Records shown =>

◇ ◇ ◇

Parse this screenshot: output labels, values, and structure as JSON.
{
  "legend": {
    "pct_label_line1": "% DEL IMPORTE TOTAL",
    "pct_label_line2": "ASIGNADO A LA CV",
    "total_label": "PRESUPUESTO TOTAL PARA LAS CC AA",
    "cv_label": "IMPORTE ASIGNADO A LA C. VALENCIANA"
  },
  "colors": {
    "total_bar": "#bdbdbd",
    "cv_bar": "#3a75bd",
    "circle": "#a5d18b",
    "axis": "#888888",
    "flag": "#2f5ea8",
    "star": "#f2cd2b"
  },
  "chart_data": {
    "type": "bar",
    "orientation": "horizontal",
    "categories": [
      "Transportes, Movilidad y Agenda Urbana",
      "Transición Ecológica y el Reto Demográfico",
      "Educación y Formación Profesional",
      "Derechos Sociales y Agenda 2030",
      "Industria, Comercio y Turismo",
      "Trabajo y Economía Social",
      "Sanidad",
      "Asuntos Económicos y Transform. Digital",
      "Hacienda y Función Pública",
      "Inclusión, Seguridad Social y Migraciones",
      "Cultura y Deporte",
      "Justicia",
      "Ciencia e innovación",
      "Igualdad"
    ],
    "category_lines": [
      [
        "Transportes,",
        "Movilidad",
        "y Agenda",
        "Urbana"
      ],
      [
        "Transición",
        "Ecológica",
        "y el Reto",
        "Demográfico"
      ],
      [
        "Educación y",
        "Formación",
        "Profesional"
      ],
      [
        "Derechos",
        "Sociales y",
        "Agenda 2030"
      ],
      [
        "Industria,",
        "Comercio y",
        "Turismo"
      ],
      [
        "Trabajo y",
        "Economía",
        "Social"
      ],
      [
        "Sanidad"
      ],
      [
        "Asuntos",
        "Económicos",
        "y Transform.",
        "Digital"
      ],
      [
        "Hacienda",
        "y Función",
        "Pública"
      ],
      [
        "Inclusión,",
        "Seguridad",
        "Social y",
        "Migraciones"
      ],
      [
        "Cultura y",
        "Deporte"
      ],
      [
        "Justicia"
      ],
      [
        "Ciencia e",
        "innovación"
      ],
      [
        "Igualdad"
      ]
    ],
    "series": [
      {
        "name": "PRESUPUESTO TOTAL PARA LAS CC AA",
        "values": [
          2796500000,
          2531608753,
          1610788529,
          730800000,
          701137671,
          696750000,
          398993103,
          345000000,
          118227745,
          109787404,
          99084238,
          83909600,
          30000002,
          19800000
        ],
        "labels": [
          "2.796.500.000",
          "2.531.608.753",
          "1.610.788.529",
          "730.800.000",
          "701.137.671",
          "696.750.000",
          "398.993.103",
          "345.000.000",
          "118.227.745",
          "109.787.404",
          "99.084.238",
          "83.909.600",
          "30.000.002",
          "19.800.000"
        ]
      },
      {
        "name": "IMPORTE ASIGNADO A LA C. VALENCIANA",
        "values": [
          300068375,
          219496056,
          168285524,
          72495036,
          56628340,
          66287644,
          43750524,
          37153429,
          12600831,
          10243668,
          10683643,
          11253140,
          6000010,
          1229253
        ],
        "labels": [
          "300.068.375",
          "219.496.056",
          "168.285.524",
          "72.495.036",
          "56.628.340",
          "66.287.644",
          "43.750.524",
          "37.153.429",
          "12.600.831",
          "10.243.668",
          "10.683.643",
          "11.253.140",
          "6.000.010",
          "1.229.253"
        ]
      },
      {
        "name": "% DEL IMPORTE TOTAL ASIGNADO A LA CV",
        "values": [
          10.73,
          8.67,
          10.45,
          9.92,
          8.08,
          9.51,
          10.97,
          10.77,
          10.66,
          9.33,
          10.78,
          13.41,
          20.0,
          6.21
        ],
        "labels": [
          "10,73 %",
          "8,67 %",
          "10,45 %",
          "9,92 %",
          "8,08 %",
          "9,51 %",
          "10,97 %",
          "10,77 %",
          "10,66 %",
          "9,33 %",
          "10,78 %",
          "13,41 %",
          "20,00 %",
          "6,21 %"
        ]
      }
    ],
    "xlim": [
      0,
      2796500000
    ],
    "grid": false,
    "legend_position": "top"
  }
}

◇ ◇ ◇

Task instructions => Write all of the records out again exactly.

Full output =>
Parse this screenshot: output labels, values, and structure as JSON.
{
  "legend": {
    "pct_label_line1": "% DEL IMPORTE TOTAL",
    "pct_label_line2": "ASIGNADO A LA CV",
    "total_label": "PRESUPUESTO TOTAL PARA LAS CC AA",
    "cv_label": "IMPORTE ASIGNADO A LA C. VALENCIANA"
  },
  "colors": {
    "total_bar": "#bdbdbd",
    "cv_bar": "#3a75bd",
    "circle": "#a5d18b",
    "axis": "#888888",
    "flag": "#2f5ea8",
    "star": "#f2cd2b"
  },
  "chart_data": {
    "type": "bar",
    "orientation": "horizontal",
    "categories": [
      "Transportes, Movilidad y Agenda Urbana",
      "Transición Ecológica y el Reto Demográfico",
      "Educación y Formación Profesional",
      "Derechos Sociales y Agenda 2030",
      "Industria, Comercio y Turismo",
      "Trabajo y Economía Social",
      "Sanidad",
      "Asuntos Económicos y Transform. Digital",
      "Hacienda y Función Pública",
      "Inclusión, Seguridad Social y Migraciones",
      "Cultura y Deporte",
      "Justicia",
      "Ciencia e innovación",
      "Igualdad"
    ],
    "category_lines": [
      [
        "Transportes,",
        "Movilidad",
        "y Agenda",
        "Urbana"
      ],
      [
        "Transición",
        "Ecológica",
        "y el Reto",
        "Demográfico"
      ],
      [
        "Educación y",
        "Formación",
        "Profesional"
      ],
      [
        "Derechos",
        "Sociales y",
        "Agenda 2030"
      ],
      [
        "Industria,",
        "Comercio y",
        "Turismo"
      ],
      [
        "Trabajo y",
        "Economía",
        "Social"
      ],
      [
        "Sanidad"
      ],
      [
        "Asuntos",
        "Económicos",
        "y Transform.",
        "Digital"
      ],
      [
        "Hacienda",
        "y Función",
        "Pública"
      ],
      [
        "Inclusión,",
        "Seguridad",
        "Social y",
        "Migraciones"
      ],
      [
        "Cultura y",
        "Deporte"
      ],
      [
        "Justicia"
      ],
      [
        "Ciencia e",
        "innovación"
      ],
      [
        "Igualdad"
      ]
    ],
    "series": [
      {
        "name": "PRESUPUESTO TOTAL PARA LAS CC AA",
        "values": [
          2796500000,
          2531608753,
          1610788529,
          730800000,
          701137671,
          696750000,
          398993103,
          345000000,
          118227745,
          109787404,
          99084238,
          83909600,
          30000002,
          19800000
        ],
        "labels": [
          "2.796.500.000",
          "2.531.608.753",
          "1.610.788.529",
          "730.800.000",
          "701.137.671",
          "696.750.000",
          "398.993.103",
          "345.000.000",
          "118.227.745",
          "109.787.404",
          "99.084.238",
          "83.909.600",
          "30.000.002",
          "19.800.000"
        ]
      },
      {
        "name": "IMPORTE ASIGNADO A LA C. VALENCIANA",
        "values": [
          300068375,
          219496056,
          168285524,
          72495036,
          56628340,
          66287644,
          43750524,
          37153429,
          12600831,
          10243668,
          10683643,
          11253140,
          6000010,
          1229253
        ],
        "labels": [
          "300.068.375",
          "219.496.056",
          "168.285.524",
          "72.495.036",
          "56.628.340",
          "66.287.644",
          "43.750.524",
          "37.153.429",
          "12.600.831",
          "10.243.668",
          "10.683.643",
          "11.253.140",
          "6.000.010",
          "1.229.253"
        ]
      },
      {
        "name": "% DEL IMPORTE TOTAL ASIGNADO A LA CV",
        "values": [
          10.73,
          8.67,
          10.45,
          9.92,
          8.08,
          9.51,
          10.97,
          10.77,
          10.66,
          9.33,
          10.78,
          13.41,
          20.0,
          6.21
        ],
        "labels": [
          "10,73 %",
          "8,67 %",
          "10,45 %",
          "9,92 %",
          "8,08 %",
          "9,51 %",
          "10,97 %",
          "10,77 %",
          "10,66 %",
          "9,33 %",
          "10,78 %",
          "13,41 %",
          "20,00 %",
          "6,21 %"
        ]
      }
    ],
    "xlim": [
      0,
      2796500000
    ],
    "grid": false,
    "legend_position": "top"
  }
}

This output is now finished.